>> START SELECTION
Excerpted from: Amna A. Akbar, Toward a Radical Imagination of Law, 93 New York University Law Review 405 (June, 2018) (347 Footnotes) (Full Document)
James Hayes sat on a stool amid a semi-circle of desks inside a law school classroom. I'd first met Hayes at an Ohio vigil for Mike Brown during the Ferguson uprising. At the time, he was organizing with the Ohio Student Association. I came to know him as a radical intellectual, an inspired local racial justice organizer, and a national voice in the Black Lives Matter ecosystem. On the streets and in meetings, he was easy to spot: always in the middle of the action in his red-hooded sweatshirt, skinny pants, and goatee.
Around the same time, I had begun teaching a law and social movements seminar. We studied the Black Panthers and Young Lords, Len Holt, Assata Shakur, and Ella Baker. I worried my students found the questions faced by these movements to be abstract and faraway. I wanted them to understand that contemporary movements struggled with questions similar to those in the texts we labored over. That's how an organizer found himself surrounded by future lawyers. Hayes, along with his comrades in the contemporary Black liberation and immigrant justice movements, confronted many of the same strategic and tactical choices every day. As I had hoped, his presence transformed our conversation.
Our intellectual distance from the texts vanished, and our lively conversation ended with a question: What is the proper role of lawyers within the movement? After a short pause, Hayes praised the technical chops and procedural expertise lawyers bring to the table. But that is not enough, he said. "Most lawyers see a problem and think, ‘How can I fix this law?"' This view is too narrow: it obscures the stakes and concedes to status quo arrangements. "The role of the law is to protect the state," Hayes reasoned. "Lawyers must work with movements to imagine with us the kind of state we want to live in. Only from there can we work together to think about the laws we need."
In conversations with intellectuals and organizers around the country, I realized the Movement for Black Lives (M4BL or Movement) larger movement configuration in which the chapter- based Black Lives Matter network functions--was having a far richer and more imaginative conversation about law reform than lawyers and law faculty. The Movement for Black Lives was situating their critique in Black history and intellectual traditions, and their imagination of alternate futures in Black freedom movements. Their critique was more expansive at the same time as it was more grounded, and their imagination more radical.
Legal scholars often assume the movement's fight is over policing: indictments for police killings, independent prosecutors to investigate police shootings, better training and supervision for police, more diverse police forces, and so on. But, as Hayes suggested, the most imaginative voices within contemporary racial justice movements are fighting for much more than body cameras and police convictions.
The movement is focused on shifting power into Black and other marginalized communities; shrinking the space of governance now reserved for policing, surveillance, and mass incarceration; and fundamentally transforming the relationship among state, market, and society. Movement actors have made policy proposals and engaged in law reform campaigns at the same time they have prominently contested law and politics as usual. In the few years after Ferguson police officer Darren Wilson's killing of Michael Brown, there were shutdowns of bridges and highways; die-ins at courthouses and statehouses; occupations of police stations, police unions, and universities; arrests and curfews; tear gas and riot gear. But the movement's highprofile campaigns have not been waged by lawyers or via litigation. Indeed, the movement has largely refrained from fighting to strengthen preexisting rights or demanding legal recognition of new ones. The focus is not on investing even-handedness to law or the police, not on restoring criminal justice to some imaginary constitutional or pre-raced status quo, and not on increasing resources for community policing. But it would be wrong to think the movement has given up on law. The movement is not attempting to operate outside of law, but rather to reimagine its possibilities within a broader attempt to reimagine the state. Law is fundamental to what movement actors are fighting against and for.
>> END SELECTION
>> START EXTRACTED DATA
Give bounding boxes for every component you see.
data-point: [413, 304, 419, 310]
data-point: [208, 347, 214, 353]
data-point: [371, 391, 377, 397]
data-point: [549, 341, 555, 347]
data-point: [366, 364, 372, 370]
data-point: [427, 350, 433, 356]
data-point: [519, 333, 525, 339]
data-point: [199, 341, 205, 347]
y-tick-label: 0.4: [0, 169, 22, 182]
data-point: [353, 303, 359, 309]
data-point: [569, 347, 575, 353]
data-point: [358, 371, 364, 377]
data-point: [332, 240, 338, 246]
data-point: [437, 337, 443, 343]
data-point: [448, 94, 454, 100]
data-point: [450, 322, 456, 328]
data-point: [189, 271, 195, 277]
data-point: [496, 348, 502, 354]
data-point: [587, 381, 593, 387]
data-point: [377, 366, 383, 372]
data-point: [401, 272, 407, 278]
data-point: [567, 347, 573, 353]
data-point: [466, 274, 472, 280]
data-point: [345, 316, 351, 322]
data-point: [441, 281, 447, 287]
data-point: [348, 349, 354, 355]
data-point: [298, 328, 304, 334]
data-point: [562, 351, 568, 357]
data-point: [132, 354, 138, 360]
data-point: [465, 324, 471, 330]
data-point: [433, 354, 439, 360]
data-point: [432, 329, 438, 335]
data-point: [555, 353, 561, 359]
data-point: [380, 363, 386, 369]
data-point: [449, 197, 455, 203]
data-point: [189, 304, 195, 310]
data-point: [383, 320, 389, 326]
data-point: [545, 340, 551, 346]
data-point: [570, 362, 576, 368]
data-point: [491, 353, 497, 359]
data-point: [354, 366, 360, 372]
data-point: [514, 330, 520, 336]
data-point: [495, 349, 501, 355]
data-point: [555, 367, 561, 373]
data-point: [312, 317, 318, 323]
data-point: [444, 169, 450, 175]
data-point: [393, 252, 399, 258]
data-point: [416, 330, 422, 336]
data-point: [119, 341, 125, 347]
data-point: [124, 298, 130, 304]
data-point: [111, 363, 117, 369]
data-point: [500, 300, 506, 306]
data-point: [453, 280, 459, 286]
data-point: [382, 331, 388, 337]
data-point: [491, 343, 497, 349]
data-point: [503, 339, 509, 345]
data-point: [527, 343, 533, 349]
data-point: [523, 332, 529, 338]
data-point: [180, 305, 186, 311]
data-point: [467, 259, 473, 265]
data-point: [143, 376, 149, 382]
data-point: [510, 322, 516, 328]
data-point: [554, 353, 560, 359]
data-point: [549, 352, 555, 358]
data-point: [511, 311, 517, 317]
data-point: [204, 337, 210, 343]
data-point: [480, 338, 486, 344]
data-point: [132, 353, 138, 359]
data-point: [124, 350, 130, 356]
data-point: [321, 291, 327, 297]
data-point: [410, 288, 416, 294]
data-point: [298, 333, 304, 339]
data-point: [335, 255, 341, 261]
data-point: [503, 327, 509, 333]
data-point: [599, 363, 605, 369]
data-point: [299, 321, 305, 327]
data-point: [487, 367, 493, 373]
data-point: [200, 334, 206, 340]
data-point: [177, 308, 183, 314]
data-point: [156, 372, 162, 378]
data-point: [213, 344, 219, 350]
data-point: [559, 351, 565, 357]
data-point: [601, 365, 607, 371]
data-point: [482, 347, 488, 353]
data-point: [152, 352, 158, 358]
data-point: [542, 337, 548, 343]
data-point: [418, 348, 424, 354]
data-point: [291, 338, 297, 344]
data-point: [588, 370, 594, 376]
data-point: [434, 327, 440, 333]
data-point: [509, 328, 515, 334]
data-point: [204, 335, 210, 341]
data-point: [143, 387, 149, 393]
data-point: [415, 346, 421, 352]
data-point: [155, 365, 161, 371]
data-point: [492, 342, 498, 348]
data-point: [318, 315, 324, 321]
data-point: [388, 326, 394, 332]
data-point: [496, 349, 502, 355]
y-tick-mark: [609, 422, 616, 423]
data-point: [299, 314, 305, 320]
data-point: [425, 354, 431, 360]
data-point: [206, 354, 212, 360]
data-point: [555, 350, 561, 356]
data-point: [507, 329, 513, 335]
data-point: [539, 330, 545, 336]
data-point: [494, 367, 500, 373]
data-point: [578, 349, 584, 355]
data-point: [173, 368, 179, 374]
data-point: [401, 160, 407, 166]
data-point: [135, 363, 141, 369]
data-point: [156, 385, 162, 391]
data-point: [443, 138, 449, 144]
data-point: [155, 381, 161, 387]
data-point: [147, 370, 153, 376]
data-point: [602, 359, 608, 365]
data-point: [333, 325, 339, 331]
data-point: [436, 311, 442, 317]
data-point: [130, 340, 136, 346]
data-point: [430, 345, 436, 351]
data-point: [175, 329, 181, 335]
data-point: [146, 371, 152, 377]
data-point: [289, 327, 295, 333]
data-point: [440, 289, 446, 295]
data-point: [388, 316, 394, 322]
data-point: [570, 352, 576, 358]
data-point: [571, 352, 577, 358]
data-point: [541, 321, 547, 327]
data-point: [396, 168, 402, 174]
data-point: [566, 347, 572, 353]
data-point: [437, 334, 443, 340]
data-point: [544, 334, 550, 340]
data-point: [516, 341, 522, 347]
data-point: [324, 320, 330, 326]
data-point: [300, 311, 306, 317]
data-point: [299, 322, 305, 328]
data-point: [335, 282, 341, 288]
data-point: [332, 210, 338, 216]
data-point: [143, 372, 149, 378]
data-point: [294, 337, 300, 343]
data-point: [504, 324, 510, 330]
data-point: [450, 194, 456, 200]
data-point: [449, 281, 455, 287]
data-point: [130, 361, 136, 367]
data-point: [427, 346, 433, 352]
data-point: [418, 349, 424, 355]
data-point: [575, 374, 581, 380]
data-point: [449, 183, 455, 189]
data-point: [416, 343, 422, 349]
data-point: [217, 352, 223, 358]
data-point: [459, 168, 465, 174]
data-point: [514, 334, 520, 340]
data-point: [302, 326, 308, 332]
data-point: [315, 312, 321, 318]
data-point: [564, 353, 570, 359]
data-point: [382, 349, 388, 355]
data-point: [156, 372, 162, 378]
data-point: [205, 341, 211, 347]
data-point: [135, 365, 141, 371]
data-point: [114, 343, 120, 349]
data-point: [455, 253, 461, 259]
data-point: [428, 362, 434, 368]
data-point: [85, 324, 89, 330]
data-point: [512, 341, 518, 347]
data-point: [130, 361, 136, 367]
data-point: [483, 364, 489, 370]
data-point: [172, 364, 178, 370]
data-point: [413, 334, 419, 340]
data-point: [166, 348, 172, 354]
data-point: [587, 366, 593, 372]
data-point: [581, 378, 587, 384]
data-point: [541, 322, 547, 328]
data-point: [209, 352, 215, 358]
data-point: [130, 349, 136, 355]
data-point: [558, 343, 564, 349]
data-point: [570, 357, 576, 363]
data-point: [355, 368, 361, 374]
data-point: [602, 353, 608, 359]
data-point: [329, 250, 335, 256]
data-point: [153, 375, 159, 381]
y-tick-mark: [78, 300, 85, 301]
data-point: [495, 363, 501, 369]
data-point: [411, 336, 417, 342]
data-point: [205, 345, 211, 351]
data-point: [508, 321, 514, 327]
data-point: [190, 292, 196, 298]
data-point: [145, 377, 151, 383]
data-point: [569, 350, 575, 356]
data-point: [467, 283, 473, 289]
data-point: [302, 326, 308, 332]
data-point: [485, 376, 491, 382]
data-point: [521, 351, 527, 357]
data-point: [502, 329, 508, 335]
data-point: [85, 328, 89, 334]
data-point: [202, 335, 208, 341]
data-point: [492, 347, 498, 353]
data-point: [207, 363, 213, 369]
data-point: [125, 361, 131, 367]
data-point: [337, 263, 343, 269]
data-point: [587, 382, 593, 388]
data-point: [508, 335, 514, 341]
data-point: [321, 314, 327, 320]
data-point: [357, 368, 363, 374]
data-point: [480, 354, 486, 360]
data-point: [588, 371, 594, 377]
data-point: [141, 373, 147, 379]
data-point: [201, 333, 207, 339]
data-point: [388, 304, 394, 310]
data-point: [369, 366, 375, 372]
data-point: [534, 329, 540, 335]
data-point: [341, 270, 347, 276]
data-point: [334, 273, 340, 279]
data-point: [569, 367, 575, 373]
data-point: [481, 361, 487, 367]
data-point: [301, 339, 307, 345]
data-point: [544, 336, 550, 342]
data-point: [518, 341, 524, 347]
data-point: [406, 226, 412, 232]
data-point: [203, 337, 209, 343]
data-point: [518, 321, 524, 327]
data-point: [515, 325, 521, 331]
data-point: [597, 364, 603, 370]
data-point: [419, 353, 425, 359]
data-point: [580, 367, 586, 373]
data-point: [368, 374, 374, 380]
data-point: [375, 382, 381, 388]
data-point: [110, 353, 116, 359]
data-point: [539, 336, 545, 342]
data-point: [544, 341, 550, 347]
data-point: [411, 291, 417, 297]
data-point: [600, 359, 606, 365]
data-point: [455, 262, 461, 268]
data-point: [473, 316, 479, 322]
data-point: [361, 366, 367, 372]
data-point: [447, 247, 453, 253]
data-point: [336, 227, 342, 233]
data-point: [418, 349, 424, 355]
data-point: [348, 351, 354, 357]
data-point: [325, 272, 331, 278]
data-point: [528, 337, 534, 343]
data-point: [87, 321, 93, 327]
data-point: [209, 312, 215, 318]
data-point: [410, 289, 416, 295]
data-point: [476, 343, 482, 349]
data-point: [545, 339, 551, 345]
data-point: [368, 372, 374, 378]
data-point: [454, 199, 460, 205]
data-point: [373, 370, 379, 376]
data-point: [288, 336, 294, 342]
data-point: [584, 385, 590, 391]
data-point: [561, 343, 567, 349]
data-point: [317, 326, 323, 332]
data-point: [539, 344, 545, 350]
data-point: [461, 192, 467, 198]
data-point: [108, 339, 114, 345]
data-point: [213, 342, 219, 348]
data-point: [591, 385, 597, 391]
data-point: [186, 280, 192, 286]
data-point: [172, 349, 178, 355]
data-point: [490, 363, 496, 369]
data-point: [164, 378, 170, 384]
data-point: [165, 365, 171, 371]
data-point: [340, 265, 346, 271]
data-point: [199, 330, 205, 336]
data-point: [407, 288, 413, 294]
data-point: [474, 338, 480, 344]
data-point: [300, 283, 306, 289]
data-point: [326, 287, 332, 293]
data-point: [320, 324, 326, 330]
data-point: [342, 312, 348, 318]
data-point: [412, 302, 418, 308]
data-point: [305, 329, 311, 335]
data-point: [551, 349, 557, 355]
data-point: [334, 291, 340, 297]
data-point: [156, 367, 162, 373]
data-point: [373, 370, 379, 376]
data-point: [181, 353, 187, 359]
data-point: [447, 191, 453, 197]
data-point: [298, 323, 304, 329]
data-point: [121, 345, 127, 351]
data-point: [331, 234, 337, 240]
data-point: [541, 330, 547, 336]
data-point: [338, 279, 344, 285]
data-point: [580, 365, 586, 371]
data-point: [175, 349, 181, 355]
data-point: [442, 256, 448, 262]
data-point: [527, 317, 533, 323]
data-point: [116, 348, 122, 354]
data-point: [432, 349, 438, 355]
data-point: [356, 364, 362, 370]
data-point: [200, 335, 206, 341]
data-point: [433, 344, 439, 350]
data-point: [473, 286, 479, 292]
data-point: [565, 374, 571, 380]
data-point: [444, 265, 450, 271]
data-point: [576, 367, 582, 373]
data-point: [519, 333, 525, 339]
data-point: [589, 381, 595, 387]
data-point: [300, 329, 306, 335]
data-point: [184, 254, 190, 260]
>> END EXTRACTED DATA
**WHAT YOU NEED TO DO:**
Please write out the part of the law review excerpt starting with "Around the same" and going on through "transformed our conversation.", word for word.

**RESULT OF THIS EXERCISE:**
Around the same time, I had begun teaching a law and social movements seminar. We studied the Black Panthers and Young Lords, Len Holt, Assata Shakur, and Ella Baker. I worried my students found the questions faced by these movements to be abstract and faraway. I wanted them to understand that contemporary movements struggled with questions similar to those in the texts we labored over. That's how an organizer found himself surrounded by future lawyers. Hayes, along with his comrades in the contemporary Black liberation and immigrant justice movements, confronted many of the same strategic and tactical choices every day. As I had hoped, his presence transformed our conversation.